Extracted data
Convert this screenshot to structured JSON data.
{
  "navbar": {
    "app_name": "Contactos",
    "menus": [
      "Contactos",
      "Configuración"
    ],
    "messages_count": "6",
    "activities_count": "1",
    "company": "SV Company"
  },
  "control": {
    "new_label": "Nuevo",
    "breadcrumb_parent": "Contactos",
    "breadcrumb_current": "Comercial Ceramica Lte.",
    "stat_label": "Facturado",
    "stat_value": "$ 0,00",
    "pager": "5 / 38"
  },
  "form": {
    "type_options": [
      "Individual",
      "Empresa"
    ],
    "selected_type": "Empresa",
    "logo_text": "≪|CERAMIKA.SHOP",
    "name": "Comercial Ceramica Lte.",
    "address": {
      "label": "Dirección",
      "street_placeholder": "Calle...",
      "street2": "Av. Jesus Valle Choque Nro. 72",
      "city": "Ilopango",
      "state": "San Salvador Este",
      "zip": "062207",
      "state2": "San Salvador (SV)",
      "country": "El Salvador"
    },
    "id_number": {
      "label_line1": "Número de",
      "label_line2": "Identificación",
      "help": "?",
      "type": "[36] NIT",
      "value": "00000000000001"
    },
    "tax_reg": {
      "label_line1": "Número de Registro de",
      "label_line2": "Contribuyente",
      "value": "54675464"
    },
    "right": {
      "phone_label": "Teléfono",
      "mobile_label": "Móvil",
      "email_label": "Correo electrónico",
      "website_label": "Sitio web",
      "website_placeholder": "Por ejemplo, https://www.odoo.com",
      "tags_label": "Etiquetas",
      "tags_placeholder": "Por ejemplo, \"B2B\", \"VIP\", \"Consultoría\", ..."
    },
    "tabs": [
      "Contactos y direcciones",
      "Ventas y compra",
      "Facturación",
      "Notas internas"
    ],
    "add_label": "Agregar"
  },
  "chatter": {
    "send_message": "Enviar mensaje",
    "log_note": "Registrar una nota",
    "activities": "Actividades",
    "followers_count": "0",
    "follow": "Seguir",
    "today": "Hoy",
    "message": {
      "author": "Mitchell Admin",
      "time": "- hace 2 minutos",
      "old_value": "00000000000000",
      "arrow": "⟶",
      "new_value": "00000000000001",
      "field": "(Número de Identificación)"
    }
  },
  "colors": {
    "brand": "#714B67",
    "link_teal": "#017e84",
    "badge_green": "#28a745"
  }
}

Stated task
Copy out each line of the material that holds the word "Ceramica".

Right answer
    "breadcrumb_current": "Comercial Ceramica Lte.",
    "name": "Comercial Ceramica Lte.",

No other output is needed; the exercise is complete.